Items from a figure collection
━━━━━━━━━━━━━━━━━━━━━━━━━━━━━━

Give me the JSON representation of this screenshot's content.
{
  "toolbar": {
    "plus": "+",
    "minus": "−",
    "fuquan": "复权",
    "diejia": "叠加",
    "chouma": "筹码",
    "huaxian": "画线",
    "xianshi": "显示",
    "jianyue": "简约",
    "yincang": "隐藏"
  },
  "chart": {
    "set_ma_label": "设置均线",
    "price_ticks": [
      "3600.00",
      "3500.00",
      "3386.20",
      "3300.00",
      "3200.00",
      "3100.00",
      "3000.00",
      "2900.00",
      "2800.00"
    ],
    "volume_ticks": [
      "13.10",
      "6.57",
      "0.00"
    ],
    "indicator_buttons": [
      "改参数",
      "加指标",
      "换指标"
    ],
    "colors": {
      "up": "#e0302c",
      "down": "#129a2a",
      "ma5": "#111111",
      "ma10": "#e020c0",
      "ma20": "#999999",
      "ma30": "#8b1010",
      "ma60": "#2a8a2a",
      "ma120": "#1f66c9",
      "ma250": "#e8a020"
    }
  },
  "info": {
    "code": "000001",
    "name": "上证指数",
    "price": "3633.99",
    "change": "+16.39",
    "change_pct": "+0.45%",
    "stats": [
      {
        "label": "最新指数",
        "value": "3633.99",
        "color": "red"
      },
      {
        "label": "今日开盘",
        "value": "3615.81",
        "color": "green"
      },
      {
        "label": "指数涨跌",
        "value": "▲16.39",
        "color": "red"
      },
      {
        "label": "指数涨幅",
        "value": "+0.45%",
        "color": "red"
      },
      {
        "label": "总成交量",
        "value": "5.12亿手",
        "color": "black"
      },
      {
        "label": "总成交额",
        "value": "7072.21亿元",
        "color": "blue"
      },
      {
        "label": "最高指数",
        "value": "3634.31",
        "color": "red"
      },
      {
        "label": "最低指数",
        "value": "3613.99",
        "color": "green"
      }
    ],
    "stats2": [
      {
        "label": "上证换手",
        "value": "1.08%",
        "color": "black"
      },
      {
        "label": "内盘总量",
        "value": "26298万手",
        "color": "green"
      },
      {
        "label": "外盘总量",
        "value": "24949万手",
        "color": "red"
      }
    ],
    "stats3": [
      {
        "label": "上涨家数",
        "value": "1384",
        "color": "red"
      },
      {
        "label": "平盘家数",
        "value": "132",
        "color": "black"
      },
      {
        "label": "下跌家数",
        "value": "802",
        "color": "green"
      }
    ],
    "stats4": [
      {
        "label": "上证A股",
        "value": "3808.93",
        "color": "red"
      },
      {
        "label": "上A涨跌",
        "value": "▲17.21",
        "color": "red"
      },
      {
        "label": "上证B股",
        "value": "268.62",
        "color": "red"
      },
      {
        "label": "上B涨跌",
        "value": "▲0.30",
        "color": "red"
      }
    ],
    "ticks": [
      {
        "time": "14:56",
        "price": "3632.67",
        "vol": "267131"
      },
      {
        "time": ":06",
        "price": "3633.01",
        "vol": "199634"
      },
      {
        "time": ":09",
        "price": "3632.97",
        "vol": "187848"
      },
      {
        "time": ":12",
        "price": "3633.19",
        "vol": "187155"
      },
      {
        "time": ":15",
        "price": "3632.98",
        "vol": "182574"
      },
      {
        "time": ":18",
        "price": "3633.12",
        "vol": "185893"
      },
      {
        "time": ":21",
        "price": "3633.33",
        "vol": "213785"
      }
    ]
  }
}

━━━━━━━━━━━━━━━━━━━━━━━━━━━━━━

Problem to solve ::
Repeat the data exactly. Leave nothing out.

Result ::
Give me the JSON representation of this screenshot's content.
{
  "toolbar": {
    "plus": "+",
    "minus": "−",
    "fuquan": "复权",
    "diejia": "叠加",
    "chouma": "筹码",
    "huaxian": "画线",
    "xianshi": "显示",
    "jianyue": "简约",
    "yincang": "隐藏"
  },
  "chart": {
    "set_ma_label": "设置均线",
    "price_ticks": [
      "3600.00",
      "3500.00",
      "3386.20",
      "3300.00",
      "3200.00",
      "3100.00",
      "3000.00",
      "2900.00",
      "2800.00"
    ],
    "volume_ticks": [
      "13.10",
      "6.57",
      "0.00"
    ],
    "indicator_buttons": [
      "改参数",
      "加指标",
      "换指标"
    ],
    "colors": {
      "up": "#e0302c",
      "down": "#129a2a",
      "ma5": "#111111",
      "ma10": "#e020c0",
      "ma20": "#999999",
      "ma30": "#8b1010",
      "ma60": "#2a8a2a",
      "ma120": "#1f66c9",
      "ma250": "#e8a020"
    }
  },
  "info": {
    "code": "000001",
    "name": "上证指数",
    "price": "3633.99",
    "change": "+16.39",
    "change_pct": "+0.45%",
    "stats": [
      {
        "label": "最新指数",
        "value": "3633.99",
        "color": "red"
      },
      {
        "label": "今日开盘",
        "value": "3615.81",
        "color": "green"
      },
      {
        "label": "指数涨跌",
        "value": "▲16.39",
        "color": "red"
      },
      {
        "label": "指数涨幅",
        "value": "+0.45%",
        "color": "red"
      },
      {
        "label": "总成交量",
        "value": "5.12亿手",
        "color": "black"
      },
      {
        "label": "总成交额",
        "value": "7072.21亿元",
        "color": "blue"
      },
      {
        "label": "最高指数",
        "value": "3634.31",
        "color": "red"
      },
      {
        "label": "最低指数",
        "value": "3613.99",
        "color": "green"
      }
    ],
    "stats2": [
      {
        "label": "上证换手",
        "value": "1.08%",
        "color": "black"
      },
      {
        "label": "内盘总量",
        "value": "26298万手",
        "color": "green"
      },
      {
        "label": "外盘总量",
        "value": "24949万手",
        "color": "red"
      }
    ],
    "stats3": [
      {
        "label": "上涨家数",
        "value": "1384",
        "color": "red"
      },
      {
        "label": "平盘家数",
        "value": "132",
        "color": "black"
      },
      {
        "label": "下跌家数",
        "value": "802",
        "color": "green"
      }
    ],
    "stats4": [
      {
        "label": "上证A股",
        "value": "3808.93",
        "color": "red"
      },
      {
        "label": "上A涨跌",
        "value": "▲17.21",
        "color": "red"
      },
      {
        "label": "上证B股",
        "value": "268.62",
        "color": "red"
      },
      {
        "label": "上B涨跌",
        "value": "▲0.30",
        "color": "red"
      }
    ],
    "ticks": [
      {
        "time": "14:56",
        "price": "3632.67",
        "vol": "267131"
      },
      {
        "time": ":06",
        "price": "3633.01",
        "vol": "199634"
      },
      {
        "time": ":09",
        "price": "3632.97",
        "vol": "187848"
      },
      {
        "time": ":12",
        "price": "3633.19",
        "vol": "187155"
      },
      {
        "time": ":15",
        "price": "3632.98",
        "vol": "182574"
      },
      {
        "time": ":18",
        "price": "3633.12",
        "vol": "185893"
      },
      {
        "time": ":21",
        "price": "3633.33",
        "vol": "213785"
      }
    ]
  }
}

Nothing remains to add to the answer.